## RECORD LIST
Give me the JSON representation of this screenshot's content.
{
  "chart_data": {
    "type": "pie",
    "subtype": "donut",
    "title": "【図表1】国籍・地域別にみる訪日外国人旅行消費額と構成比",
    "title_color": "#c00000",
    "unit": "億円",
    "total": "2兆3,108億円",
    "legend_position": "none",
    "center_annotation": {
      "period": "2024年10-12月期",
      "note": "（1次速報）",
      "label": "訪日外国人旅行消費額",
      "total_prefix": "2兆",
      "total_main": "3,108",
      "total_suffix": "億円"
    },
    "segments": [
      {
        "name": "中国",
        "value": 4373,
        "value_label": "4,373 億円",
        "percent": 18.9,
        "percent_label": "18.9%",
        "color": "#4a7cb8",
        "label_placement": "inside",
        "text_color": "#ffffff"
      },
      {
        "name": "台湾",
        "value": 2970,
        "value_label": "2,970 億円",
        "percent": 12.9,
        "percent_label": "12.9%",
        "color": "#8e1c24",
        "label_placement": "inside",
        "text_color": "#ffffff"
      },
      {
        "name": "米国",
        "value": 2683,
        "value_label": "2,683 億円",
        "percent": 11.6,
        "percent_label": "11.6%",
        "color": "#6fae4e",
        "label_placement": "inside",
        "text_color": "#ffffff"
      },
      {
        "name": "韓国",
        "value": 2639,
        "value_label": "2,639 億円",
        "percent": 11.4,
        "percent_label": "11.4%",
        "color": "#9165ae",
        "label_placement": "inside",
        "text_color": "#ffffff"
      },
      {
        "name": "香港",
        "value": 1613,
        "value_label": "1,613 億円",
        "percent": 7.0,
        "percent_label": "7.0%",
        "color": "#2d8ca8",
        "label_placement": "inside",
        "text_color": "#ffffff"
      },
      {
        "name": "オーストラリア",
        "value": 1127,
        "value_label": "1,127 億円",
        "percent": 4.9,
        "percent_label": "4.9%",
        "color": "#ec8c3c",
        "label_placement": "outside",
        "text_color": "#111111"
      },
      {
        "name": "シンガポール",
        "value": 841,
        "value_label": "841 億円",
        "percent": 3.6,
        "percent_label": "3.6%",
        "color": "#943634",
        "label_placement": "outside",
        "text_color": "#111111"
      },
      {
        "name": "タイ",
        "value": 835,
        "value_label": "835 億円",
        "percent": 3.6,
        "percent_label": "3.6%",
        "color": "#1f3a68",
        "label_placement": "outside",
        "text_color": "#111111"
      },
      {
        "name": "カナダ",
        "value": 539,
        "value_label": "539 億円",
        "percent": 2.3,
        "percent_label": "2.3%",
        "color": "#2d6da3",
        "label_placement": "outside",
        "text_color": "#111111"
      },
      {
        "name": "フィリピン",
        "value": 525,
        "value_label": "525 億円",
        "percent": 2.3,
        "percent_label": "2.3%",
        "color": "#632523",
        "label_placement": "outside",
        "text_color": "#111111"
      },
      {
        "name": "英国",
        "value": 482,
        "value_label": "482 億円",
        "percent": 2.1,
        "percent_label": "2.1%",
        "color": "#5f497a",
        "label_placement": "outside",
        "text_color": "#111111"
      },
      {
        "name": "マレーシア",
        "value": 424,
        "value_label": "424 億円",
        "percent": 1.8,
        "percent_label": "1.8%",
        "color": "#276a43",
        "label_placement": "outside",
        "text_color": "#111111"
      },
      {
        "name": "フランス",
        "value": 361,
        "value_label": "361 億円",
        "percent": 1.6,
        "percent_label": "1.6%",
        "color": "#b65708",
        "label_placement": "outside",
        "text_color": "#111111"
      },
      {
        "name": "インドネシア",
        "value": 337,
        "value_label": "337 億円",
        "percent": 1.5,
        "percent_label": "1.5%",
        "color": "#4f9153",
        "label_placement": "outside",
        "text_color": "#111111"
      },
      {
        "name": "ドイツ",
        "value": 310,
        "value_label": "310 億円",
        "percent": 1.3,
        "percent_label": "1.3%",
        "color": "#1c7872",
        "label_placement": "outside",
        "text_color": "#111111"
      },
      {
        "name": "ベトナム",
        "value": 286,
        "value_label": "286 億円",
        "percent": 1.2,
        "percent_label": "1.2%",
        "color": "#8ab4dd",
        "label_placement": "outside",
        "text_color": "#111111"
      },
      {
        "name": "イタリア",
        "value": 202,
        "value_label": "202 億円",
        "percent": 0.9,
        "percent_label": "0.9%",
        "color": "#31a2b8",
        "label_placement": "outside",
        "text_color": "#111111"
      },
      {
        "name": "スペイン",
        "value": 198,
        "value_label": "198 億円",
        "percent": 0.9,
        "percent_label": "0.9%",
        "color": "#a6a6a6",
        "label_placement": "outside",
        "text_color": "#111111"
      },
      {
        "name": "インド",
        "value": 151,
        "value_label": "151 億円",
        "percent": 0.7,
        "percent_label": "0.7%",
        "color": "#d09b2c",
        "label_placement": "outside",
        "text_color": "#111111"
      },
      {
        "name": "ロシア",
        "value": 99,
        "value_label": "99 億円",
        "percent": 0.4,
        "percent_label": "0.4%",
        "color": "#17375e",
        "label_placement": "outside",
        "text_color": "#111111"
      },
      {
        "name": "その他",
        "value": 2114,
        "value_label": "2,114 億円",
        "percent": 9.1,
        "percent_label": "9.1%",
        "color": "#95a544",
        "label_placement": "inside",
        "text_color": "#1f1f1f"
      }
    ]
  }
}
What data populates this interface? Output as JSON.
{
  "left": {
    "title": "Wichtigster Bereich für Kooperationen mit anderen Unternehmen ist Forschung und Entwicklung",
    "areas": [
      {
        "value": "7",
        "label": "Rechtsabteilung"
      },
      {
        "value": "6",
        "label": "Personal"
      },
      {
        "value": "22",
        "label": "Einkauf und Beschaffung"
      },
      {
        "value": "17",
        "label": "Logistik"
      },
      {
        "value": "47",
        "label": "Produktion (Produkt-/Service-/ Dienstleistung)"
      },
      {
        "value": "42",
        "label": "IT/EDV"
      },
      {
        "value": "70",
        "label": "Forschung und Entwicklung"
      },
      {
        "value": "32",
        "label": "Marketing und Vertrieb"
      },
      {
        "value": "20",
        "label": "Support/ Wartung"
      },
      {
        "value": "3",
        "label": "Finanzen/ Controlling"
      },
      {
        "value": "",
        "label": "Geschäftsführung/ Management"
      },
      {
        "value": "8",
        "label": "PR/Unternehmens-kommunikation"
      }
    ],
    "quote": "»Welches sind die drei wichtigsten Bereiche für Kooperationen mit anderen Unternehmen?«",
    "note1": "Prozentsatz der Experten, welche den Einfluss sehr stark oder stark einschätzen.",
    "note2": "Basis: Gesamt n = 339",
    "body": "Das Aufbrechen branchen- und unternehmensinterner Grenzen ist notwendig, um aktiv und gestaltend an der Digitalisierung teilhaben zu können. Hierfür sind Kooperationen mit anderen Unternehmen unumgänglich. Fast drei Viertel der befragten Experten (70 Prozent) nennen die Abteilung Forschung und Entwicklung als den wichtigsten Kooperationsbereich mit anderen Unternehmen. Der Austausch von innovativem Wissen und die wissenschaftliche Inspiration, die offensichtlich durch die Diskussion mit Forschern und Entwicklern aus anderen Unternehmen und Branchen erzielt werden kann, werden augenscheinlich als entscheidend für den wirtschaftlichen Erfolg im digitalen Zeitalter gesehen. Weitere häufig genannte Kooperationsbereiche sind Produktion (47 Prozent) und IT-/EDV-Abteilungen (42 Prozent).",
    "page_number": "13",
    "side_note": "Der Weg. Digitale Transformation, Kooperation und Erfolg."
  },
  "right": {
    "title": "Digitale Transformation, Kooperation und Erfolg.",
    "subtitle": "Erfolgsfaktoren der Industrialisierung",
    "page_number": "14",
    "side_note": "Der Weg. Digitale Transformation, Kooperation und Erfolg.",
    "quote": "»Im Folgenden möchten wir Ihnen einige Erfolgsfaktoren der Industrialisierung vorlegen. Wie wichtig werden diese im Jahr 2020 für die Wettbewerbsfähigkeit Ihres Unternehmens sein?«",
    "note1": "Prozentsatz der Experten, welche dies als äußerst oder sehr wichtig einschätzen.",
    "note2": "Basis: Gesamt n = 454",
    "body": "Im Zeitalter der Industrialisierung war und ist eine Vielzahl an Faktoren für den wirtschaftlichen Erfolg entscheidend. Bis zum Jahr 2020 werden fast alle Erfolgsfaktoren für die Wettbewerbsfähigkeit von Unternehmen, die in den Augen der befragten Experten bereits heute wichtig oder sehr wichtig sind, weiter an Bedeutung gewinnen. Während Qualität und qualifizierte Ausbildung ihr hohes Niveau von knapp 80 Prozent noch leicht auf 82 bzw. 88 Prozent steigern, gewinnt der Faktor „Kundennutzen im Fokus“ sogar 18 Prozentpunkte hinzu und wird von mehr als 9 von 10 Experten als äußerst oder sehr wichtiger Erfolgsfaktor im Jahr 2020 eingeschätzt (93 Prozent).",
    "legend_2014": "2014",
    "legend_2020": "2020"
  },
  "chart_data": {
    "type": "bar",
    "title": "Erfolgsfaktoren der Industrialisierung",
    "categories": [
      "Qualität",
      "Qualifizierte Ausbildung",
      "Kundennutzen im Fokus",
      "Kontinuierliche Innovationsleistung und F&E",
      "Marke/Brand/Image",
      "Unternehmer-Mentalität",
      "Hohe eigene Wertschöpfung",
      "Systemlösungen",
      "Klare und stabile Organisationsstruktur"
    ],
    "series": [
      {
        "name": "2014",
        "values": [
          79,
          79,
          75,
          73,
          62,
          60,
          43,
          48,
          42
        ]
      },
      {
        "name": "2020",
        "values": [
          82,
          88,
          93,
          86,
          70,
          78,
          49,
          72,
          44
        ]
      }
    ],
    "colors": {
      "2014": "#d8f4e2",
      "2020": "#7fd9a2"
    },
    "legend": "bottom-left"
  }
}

## SET PROBLEM
The word "Erfolgsfaktoren" may appear on some lines of these records; state how many such lines there are, and nothing else.

## RESULT OF THE TASK
4